Recorded data =
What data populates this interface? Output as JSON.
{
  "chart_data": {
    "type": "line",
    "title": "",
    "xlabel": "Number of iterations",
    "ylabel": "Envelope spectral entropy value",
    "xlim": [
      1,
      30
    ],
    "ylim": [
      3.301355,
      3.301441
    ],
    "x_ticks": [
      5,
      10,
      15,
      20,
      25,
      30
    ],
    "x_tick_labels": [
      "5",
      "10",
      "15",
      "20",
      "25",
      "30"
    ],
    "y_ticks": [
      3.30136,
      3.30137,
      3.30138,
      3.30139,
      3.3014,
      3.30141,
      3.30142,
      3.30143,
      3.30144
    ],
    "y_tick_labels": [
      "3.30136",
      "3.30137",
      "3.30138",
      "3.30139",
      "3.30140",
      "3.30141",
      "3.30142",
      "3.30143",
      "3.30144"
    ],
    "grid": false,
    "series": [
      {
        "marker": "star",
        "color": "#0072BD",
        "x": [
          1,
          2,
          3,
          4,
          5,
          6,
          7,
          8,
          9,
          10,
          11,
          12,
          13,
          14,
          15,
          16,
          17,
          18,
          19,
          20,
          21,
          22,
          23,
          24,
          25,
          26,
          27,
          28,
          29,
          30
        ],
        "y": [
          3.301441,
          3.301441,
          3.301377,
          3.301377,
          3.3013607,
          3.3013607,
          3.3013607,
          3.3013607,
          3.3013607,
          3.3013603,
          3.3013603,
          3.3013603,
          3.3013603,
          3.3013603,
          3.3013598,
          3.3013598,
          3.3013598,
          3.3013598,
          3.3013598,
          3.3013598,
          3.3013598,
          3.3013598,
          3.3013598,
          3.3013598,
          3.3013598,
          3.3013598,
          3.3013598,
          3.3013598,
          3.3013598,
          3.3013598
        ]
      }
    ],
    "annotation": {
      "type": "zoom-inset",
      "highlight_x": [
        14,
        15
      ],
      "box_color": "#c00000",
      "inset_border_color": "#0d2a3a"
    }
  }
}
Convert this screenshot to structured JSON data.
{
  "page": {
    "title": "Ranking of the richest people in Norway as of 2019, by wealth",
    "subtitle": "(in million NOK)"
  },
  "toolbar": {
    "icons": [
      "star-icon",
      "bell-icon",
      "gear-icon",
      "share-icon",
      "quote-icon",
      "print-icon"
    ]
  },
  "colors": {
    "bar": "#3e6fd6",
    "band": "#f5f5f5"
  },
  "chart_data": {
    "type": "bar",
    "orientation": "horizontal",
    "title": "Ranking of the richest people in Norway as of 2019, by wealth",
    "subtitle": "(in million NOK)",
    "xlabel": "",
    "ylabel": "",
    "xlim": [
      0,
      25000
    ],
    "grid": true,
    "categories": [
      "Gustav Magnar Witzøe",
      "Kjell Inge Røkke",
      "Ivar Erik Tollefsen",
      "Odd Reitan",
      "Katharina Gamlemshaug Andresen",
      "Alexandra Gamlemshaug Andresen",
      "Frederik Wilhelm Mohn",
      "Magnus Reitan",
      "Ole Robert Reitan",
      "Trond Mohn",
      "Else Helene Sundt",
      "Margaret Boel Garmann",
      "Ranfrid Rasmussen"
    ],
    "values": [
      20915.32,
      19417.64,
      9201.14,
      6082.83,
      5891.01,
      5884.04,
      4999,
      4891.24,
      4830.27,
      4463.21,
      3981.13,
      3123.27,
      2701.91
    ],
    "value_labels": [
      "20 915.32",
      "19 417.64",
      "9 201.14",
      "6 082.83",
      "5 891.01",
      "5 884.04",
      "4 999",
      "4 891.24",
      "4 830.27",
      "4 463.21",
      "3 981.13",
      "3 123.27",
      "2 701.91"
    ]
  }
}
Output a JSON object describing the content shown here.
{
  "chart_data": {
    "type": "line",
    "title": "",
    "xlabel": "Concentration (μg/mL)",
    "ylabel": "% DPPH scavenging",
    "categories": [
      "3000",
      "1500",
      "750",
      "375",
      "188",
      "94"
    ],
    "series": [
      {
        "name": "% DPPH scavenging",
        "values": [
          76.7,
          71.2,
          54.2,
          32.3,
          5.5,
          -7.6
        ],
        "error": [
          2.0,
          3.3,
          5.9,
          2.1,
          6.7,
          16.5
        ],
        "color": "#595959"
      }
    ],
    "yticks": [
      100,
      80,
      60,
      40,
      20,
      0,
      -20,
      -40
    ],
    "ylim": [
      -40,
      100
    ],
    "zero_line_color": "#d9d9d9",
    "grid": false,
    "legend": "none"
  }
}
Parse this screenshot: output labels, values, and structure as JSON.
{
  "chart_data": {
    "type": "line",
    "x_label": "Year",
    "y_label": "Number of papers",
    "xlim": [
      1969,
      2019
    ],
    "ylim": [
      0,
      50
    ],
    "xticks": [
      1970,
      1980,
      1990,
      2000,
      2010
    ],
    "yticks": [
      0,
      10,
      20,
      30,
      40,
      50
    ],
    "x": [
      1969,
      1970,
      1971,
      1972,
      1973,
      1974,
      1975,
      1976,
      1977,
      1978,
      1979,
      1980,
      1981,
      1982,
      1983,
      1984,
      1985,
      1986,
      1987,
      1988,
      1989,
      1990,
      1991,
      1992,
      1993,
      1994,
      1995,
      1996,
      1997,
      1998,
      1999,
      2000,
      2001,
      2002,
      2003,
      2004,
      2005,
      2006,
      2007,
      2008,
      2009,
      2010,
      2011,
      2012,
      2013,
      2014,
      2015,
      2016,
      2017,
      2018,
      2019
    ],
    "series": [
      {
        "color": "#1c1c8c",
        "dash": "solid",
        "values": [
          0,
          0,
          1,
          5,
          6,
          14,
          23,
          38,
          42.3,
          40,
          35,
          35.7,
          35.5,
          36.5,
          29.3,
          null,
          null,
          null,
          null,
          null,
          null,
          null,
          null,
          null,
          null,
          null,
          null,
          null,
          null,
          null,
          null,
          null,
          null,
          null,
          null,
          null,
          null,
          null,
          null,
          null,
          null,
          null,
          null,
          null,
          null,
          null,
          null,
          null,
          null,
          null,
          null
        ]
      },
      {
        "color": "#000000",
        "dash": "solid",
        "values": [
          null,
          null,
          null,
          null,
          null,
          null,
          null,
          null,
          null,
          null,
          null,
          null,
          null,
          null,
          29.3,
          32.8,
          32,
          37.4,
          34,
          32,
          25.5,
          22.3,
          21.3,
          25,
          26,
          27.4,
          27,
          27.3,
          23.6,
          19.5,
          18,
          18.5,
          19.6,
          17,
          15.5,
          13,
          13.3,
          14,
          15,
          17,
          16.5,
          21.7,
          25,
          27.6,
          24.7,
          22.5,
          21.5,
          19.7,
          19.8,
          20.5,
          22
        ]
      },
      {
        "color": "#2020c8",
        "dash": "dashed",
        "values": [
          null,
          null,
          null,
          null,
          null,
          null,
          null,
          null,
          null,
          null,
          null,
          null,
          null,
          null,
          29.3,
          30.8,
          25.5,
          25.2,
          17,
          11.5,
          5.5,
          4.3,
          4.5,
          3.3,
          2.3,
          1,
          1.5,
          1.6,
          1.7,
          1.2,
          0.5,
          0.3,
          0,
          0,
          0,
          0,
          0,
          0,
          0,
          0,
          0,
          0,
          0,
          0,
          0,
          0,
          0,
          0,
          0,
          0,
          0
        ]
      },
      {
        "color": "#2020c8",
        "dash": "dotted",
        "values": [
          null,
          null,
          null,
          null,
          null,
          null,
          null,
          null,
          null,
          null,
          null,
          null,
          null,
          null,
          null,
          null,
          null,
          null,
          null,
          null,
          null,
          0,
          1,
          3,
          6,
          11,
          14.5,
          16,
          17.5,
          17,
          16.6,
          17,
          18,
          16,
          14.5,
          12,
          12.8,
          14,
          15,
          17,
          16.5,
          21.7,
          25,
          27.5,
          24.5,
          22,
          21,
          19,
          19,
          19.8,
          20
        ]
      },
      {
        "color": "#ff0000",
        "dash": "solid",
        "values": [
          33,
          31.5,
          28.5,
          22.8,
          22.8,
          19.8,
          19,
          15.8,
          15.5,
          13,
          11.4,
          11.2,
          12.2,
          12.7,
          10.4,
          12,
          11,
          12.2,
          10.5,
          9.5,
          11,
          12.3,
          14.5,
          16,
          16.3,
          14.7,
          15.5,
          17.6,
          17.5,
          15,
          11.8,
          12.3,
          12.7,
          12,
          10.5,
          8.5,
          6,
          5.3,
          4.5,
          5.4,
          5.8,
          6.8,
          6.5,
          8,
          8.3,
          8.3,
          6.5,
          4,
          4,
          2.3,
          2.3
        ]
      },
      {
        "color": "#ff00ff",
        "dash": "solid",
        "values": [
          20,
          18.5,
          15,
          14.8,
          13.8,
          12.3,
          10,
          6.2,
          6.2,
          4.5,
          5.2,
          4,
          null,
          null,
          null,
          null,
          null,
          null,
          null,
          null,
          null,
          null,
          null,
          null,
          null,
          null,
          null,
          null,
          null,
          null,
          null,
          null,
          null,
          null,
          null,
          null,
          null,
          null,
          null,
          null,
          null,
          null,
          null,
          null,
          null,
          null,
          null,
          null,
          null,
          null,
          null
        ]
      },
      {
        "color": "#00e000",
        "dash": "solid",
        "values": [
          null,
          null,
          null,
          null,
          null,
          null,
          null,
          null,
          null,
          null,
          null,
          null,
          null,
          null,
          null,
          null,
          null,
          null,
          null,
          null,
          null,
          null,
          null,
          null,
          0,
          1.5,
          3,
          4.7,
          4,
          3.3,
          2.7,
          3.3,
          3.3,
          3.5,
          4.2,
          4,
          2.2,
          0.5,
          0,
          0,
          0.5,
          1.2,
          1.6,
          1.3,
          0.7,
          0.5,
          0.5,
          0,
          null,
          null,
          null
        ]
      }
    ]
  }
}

Goal = Find the string "xlabel" in the entries above and return each line that holds it.

Answer =
    "xlabel": "Number of iterations",
    "xlabel": "",
    "xlabel": "Concentration (μg/mL)",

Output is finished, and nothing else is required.